Embajada extranjera en España

Embajada extranjera en España

Crónicas castizas

Los nativos del embajador

Isacio era recio, fuerte, con una cabeza romana espléndida sobre una talla exigua, escueta, que disipaba el aspecto de tribuno del imperio que le daba su testa patricia

En la embajada, en varias, por economía de medios o desconocimiento de la ubicación local contratan a personal nativo que sin status diplomático mantiene en funcionamiento la legación foránea y representa un cierto choque cultural con la gente importada del país en cuestión.
Uno de los chóferes que servían en la antigua embajada imperial, hoy republicana, era Isacio Ferreras. Hay gente que se llama así. Fue militante de la Agrupación Socialista de Carabanchel. Cuando termina la guerra civil, la de los tiros, no la de los bolígrafos que aún perdura, decidió emigrar con cierta comprensible premura al norte de África. Y allí en la tierra mora se alistó, cómo no, en la Legión extranjera. La francesa, dado que en la nacional, la de Millán Astray, Isacio suponía, errado, le iban a mirar con malos ojos a causa de su militancia socialista en aquel entonces, pues desconocía la peculiar historia de la bandera legionaria Palafox, orlada de izquierdistas. Pero cinco años con los Képi blanc, que era el enganche mínimo con los galos, eran demasiados y desertó.
Tras mil trapisondas partió hacia México donde como Hernán Cortés tuvo su Malinche, generosa en formas y actividades. Pero Isacio no quiso, rara ave, construir su hogar sobre el dinero que los prebostes del PSOE se llevaron a puñados al exilio en el barco Vita por citar un caso. Y marchó Isacio al norte cruzando el río Bravo de tierras mexicanas a tierras arrebatadas a los mexicanos, donde hizo de todo laboralmente hablando menos de indio en un salón. Fue taxista en Santa Fe y también más lejos, en Nueva York. Como le gustaba hablar y era hombre de ideas originales expuestas con amenidad, tuvo bastante éxito. Aunque reacio a echar raíces aún, siguió peregrinando por lo que finalmente marchó y trabajó, o eso contaba, en los campos del medio oeste. Isacio era recio, fuerte, con una cabeza romana espléndida sobre una talla exigua, escueta, que disipaba el aspecto de cónsul del imperio que le daba su testa patricia.
Tras muchas vicisitudes sin cuento y con él, regresó a Europa y de Francia, primer país del Viejo Continente donde recaló, con cierto apuro volvió a España, porque aún se acordaban allí que tenía un compromiso sin cumplir con el Ejército francés. En España, animal de costumbres, volvió a la Agrupación Socialista de Carabanchel. Y allí en el barrio, cosas veredes, conoció a un vecino, españolista por más señas, que le ofreció trabajo en una embajada de un país musulmán revolucionario. Isacio sabía conducir, tenía experiencia en la gran manzana, cosa que siempre admiran los antiamericanos, y conocía bastante mecánica de los enormes coches gringos de la embajada, hablaba inglés y chapurreaba francés. Era el chófer ideal para los diplomáticos si no fuera por su incontinencia verbal y una falta de respeto genética por las jerarquías que él achacaba más al carácter que a la ideología. Más aún la rechifla crecía si los nombres eran impronunciables. Y sus intentos de vocalizarlos eran risibles.

**Tareas por hacer**
1 > Según la crónica sobre Isacio Ferreras, ¿en qué ciudad fue taxista Isacio además de Nueva York?
2 > Indica si cada una de estas afirmaciones concuerda con la crónica sobre Isacio Ferreras: (a) Isacio se alistó en la Legión de Millán Astray; (b) Isacio hablaba inglés; (c) Isacio cumplió los cinco años de enganche con la Legión francesa.
3 > Retoma la crónica sobre Isacio Ferreras justo después de su última oración y continúala.

**Datos proporcionados**
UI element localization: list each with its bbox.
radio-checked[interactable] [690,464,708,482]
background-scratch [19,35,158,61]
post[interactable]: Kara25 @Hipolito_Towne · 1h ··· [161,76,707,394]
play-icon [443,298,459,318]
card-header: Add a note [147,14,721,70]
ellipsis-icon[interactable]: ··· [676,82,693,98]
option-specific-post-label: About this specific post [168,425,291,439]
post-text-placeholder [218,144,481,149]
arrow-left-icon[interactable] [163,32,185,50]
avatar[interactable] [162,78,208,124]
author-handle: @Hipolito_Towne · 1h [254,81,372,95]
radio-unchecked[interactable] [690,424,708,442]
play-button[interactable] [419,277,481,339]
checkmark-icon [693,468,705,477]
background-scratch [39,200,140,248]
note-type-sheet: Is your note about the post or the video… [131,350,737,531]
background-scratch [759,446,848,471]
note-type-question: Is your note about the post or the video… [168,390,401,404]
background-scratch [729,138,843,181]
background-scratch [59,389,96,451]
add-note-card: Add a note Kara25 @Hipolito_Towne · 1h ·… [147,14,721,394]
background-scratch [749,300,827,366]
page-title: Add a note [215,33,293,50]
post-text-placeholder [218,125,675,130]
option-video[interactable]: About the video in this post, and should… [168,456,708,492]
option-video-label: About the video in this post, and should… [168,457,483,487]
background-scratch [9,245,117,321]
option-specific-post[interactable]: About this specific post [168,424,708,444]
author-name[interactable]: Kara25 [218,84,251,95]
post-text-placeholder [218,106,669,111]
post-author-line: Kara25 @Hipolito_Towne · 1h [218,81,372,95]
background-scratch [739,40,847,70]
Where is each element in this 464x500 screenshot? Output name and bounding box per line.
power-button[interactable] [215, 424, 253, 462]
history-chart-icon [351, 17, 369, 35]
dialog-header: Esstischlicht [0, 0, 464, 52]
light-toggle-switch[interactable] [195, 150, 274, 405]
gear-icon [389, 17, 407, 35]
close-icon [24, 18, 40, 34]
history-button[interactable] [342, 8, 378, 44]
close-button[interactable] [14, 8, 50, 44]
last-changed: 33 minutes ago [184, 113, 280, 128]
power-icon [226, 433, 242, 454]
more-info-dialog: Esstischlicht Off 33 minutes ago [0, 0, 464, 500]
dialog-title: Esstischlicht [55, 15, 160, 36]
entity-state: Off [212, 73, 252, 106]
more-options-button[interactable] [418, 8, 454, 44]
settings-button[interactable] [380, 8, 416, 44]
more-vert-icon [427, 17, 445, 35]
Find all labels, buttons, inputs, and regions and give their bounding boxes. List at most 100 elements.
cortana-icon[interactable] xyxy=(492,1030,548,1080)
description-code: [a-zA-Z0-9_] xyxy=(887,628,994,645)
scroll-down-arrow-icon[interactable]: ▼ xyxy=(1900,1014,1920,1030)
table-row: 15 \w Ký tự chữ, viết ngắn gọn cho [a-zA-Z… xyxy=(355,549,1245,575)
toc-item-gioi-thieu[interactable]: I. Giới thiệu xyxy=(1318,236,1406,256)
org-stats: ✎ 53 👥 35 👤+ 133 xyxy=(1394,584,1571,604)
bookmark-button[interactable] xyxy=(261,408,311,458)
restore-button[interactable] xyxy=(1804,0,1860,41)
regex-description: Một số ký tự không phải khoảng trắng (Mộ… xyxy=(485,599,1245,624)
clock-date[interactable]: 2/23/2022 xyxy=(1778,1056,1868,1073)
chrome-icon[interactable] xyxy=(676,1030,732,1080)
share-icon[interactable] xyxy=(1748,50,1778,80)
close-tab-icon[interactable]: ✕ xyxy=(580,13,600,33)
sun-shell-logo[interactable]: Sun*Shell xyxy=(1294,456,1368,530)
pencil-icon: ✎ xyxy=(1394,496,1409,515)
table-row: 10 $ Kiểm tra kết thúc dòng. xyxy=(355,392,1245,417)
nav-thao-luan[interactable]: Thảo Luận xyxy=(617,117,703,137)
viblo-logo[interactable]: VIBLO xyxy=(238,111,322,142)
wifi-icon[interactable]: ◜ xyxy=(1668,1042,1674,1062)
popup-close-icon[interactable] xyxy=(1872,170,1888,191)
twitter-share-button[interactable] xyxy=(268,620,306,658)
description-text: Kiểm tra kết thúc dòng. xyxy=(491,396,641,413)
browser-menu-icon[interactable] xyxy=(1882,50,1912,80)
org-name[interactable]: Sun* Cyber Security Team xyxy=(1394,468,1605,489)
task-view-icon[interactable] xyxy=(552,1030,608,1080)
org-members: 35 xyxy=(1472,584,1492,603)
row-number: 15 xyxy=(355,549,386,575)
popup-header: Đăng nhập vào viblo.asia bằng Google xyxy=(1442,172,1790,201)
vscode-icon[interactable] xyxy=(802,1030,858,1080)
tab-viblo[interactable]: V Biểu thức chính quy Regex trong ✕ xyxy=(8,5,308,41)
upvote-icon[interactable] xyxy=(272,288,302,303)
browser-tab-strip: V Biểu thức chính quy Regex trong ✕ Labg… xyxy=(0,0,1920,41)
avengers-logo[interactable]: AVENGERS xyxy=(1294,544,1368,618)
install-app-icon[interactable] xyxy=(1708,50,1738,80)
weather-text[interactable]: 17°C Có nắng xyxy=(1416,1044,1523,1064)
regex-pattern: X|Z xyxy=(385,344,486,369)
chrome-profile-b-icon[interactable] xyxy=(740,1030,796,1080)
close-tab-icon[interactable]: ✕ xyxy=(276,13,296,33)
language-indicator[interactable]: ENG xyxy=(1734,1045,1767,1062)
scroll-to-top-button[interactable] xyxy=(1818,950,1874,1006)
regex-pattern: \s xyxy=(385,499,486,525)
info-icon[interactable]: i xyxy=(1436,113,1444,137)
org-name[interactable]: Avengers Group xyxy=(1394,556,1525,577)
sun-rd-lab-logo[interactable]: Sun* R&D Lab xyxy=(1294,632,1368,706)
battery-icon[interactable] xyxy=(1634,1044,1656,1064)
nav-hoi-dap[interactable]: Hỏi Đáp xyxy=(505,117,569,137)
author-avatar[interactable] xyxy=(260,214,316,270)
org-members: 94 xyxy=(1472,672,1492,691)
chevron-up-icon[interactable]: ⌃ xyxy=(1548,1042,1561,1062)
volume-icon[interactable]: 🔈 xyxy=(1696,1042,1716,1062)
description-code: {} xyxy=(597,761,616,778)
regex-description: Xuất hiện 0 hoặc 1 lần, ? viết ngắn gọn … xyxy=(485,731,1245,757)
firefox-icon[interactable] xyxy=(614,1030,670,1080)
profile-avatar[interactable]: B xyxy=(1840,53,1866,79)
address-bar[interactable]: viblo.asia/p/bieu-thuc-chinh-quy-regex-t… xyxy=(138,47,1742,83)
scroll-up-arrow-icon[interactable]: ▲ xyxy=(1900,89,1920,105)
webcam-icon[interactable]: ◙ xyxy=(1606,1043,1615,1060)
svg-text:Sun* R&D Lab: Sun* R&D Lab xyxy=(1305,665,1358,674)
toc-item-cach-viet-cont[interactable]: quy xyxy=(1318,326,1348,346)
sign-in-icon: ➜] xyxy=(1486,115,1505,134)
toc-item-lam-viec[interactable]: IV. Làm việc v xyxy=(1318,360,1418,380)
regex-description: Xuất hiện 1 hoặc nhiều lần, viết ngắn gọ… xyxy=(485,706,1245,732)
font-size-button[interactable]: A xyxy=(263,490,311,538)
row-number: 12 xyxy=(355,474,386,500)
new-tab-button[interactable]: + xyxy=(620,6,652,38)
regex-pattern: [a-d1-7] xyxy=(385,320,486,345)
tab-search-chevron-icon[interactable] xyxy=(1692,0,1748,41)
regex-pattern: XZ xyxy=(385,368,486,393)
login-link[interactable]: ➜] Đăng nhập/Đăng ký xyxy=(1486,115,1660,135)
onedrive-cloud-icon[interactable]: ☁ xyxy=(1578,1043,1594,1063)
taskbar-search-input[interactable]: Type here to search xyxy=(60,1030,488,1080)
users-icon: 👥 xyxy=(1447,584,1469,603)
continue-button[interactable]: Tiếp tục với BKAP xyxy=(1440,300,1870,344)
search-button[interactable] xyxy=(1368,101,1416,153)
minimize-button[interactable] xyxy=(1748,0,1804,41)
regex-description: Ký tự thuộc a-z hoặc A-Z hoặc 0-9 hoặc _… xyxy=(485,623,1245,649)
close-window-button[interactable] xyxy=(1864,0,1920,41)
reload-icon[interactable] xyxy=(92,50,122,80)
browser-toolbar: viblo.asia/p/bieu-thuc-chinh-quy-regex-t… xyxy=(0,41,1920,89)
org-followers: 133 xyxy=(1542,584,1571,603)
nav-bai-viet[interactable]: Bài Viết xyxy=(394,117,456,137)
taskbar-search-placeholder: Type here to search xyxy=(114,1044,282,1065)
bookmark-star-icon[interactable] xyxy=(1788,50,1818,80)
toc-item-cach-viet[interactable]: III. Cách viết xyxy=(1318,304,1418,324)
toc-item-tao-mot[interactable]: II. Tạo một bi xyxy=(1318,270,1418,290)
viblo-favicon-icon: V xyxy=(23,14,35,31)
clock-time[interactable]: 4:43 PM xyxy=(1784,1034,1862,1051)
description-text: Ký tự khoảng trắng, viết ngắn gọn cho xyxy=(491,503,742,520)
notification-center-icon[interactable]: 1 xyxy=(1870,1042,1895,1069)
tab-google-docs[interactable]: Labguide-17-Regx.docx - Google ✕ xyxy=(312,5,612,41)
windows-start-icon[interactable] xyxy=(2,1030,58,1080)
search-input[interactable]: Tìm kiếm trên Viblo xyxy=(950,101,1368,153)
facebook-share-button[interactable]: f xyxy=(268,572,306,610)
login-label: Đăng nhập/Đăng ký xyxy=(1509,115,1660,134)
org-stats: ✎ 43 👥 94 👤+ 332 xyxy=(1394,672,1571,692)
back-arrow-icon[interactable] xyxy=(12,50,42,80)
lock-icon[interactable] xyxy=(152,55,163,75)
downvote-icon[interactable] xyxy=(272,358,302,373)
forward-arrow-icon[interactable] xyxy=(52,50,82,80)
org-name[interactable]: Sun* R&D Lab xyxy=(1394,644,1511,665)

**Respuestas por tarea**
1 > En Santa Fe.

2 >
(a) No: "La francesa, dado que en la nacional, la de Millán Astray, Isacio suponía, errado, le iban a mirar con malos ojos a causa de su militancia socialista en aquel entonces".
(b) Sí: "hablaba inglés y chapurreaba francés".
(c) No: "Pero cinco años con los Képi blanc, que era el enganche mínimo con los galos, eran demasiados y desertó."

3 >
Isacio también importó a su mujer mexicana que, a pesar del paso del tiempo, mucho, seguía teniendo atractivo ante sus ojos y ejercía de esposa, más alcoba que cocina, que alegraba los días y las noches. Y alejaba los malos humores de Isacio, gran andarín y de vida sufrida, interesante y variada hasta el infinito.
Otro de los conductores de la embajada era Ángel, hijo de un español emigrado a Francia y trabajador de la Renault donde aprendió lo suyo. Su tío, un minero ciego a causa de un barreno y encuadrado en la ONCE, tenía un hijo vecino de un azul en Carabanchel Bajo. El hijo, corredor de rallys, no le hacía ascos a bajarse al moro de vez en cuando y subirse medio quilo de hachís de las tierras de M6 en Ketama para trapichear en el barrio y consumo propio, decía. Los diplomáticos contrataron a Ángel no por las habilidades de su primo, que desconocían, sino por sus conocimientos de mecánica y porque era un conductor asaz habilidoso, aunque los trajes de raya diplomática le sentasen como un tiro en un cuerpo más acostumbrado a la cerveza que al gimnasio. Ángel era más sociable que socialista. Y a veces las cámaras de la embajada le enfocaban liando porros con el jardinero, que decía llevar una foto de su dios en la cartera, correspondiente al gurú Maharachi, por quien el joven hortelano sentía auténtica veneración, que recomendaba la búsqueda de la alegría y de la satisfacción personal. Él tuvo muchas satisfacciones.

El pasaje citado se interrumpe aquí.